This is surely an assumption, and of no weight whatever. It certainly is not an affirmation of reason; and I cannot see any ground for such an affirmation. Human consciousness is against it.
(viii.) It has been asserted, that if such a creature existed, he would be independent of God, in such a sense, that God could neither certainly control him, nor know what he would do.
This is a mere begging of the question. How can this be known? This argument assumes that even Omniscience cannot know how a free moral agent would act upon condition of his originating his own choices, intentions, and actions. But why this assumption?
To this theory I make the following objections:--
(i.) It is mere philosophy, and that falsely so called.
(ii.) It is supported, so far as I can see, only by the most unwarrantable assumptions.
(iii.) Its tendency condemns it.
(a.) It tends to produce and perpetuate a sense of divine injustice. To create a character by an agency as direct and irresistible as that of the creation of the world itself, and then treat moral beings according to that character so formed, is wholly inconsistent with all our ideas of justice.
(b.) It destroys a sense of accountability, or tends to destroy it.
(c.) It contradicts human consciousness. I know it is said, that consciousness only gives our mental actions and states, but not the cause of them. This I deny, and affirm that consciousness not only gives us our mental actions and states, but it also gives us the cause of them, especially it gives the fact, that we ourselves are the sovereign and efficient causes of the choices and actions of our will. In our passive states we can almost always recognize the cause of these phenomena. At least we can very often do so. I am as conscious of originating in a sovereign manner my choices, as I am of the choices themselves.
(d.) This theory virtually denies, or rather stultifies, the eternal distinction between liberty and necessity.
(e.) If this theory were true, with our present consciousness, we cannot believe it. We cannot but affirm to ourselves, that we are the efficient causes of our own choices and volitions.
(f.) The philosophy in question, really represents God as the only agent, in any proper sense of that term, in the universe. If God produces the exercises of moral beings in the manner represented by this philosophy, then they are in fact no more agents than the planets are agents. If their exercises are all directly produced by the power of God, it is ridiculous to call them agents.

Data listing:
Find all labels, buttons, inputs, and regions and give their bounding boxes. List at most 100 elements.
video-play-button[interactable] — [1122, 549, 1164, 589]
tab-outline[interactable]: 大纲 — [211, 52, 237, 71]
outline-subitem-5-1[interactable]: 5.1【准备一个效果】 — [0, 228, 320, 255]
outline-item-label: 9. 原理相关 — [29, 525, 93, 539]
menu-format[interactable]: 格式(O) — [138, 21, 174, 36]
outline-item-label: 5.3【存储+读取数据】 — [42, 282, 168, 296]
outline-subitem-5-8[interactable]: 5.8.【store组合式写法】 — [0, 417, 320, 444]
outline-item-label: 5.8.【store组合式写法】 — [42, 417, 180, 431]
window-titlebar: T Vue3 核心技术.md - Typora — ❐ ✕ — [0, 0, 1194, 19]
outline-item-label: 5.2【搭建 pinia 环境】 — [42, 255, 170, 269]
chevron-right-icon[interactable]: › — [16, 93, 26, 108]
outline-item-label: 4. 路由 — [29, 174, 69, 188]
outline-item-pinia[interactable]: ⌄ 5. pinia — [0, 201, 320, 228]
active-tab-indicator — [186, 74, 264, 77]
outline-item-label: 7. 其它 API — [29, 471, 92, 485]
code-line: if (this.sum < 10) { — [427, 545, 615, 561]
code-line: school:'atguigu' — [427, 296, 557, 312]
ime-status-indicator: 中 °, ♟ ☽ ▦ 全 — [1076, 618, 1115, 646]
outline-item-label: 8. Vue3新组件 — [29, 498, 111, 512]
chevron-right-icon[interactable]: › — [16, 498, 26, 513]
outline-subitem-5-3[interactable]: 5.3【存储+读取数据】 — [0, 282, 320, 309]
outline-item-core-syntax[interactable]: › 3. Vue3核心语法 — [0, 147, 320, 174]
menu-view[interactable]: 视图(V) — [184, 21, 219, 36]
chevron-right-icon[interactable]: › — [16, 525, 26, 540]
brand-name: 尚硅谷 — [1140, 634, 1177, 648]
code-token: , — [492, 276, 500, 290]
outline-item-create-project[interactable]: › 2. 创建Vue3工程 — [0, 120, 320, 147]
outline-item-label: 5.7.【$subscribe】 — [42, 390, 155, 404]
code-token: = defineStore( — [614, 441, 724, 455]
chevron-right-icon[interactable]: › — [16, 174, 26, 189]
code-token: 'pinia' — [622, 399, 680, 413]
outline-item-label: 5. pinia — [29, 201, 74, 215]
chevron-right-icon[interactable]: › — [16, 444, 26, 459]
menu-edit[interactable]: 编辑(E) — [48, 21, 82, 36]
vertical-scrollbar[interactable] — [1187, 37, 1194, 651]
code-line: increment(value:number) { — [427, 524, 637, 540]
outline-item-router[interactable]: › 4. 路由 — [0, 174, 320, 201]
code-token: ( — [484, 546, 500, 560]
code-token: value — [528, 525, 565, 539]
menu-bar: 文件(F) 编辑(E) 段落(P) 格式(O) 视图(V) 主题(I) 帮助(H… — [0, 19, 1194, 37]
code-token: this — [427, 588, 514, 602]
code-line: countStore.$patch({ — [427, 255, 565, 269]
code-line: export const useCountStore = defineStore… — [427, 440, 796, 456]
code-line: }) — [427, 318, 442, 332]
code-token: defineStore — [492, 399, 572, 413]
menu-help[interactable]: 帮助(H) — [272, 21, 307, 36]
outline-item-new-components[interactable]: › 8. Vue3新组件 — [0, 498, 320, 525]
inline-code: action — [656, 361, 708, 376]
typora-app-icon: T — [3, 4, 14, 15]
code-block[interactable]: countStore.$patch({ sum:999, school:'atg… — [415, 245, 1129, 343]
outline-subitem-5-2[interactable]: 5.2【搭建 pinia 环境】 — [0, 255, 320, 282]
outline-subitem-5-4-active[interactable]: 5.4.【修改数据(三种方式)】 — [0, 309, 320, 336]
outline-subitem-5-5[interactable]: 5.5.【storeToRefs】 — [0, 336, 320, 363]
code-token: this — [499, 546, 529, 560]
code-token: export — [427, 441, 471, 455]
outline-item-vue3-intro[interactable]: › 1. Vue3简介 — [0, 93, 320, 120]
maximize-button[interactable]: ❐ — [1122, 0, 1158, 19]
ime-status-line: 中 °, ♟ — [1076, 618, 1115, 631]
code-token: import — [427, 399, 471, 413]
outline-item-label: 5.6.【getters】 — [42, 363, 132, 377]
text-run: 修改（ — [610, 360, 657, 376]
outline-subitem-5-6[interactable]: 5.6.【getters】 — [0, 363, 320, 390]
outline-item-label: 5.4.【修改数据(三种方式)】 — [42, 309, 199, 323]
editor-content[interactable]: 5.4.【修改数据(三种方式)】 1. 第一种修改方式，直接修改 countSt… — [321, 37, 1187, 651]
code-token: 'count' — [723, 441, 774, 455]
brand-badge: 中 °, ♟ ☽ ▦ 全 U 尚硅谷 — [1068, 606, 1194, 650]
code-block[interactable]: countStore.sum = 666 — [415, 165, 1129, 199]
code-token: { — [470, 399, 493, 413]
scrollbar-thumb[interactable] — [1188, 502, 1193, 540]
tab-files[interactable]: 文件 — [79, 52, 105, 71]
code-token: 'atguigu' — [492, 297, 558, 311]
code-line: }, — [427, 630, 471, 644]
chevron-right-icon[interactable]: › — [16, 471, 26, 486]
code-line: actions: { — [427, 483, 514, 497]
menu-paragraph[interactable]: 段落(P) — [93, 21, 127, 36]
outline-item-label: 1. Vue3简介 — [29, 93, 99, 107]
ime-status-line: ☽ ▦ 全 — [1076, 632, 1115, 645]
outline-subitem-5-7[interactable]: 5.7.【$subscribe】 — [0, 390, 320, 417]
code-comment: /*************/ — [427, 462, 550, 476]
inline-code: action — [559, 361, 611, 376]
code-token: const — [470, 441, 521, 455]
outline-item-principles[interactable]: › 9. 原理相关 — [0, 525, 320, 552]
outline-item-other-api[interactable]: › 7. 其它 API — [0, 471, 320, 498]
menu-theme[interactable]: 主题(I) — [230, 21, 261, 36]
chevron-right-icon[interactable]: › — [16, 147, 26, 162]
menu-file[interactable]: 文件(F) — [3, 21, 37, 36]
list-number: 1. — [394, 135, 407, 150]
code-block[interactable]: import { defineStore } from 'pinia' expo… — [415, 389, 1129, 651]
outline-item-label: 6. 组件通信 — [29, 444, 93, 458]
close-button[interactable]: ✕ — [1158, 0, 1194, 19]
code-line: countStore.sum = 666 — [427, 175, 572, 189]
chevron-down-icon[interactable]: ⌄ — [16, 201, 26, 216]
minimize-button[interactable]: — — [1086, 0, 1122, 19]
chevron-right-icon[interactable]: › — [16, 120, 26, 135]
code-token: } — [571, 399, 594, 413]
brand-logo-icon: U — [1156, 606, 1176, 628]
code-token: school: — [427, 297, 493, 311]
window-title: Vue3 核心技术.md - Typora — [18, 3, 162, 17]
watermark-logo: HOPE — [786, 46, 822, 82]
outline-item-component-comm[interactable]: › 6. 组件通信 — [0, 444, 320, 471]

> **Given instruction**:
Answer these questions on the passage on moral agency:
(a) What two things was it asserted God could not do if such a creature existed?
(b) What sense does the passage say the theory "tends to produce and perpetuate"?
(c) To what does the passage compare moral beings when it says they would be "no more agents"?
Answer from the text only.

> **Solution for this problem**:
(a) Certainly control him, or know what he would do.
(b) A sense of divine injustice.
(c) The planets.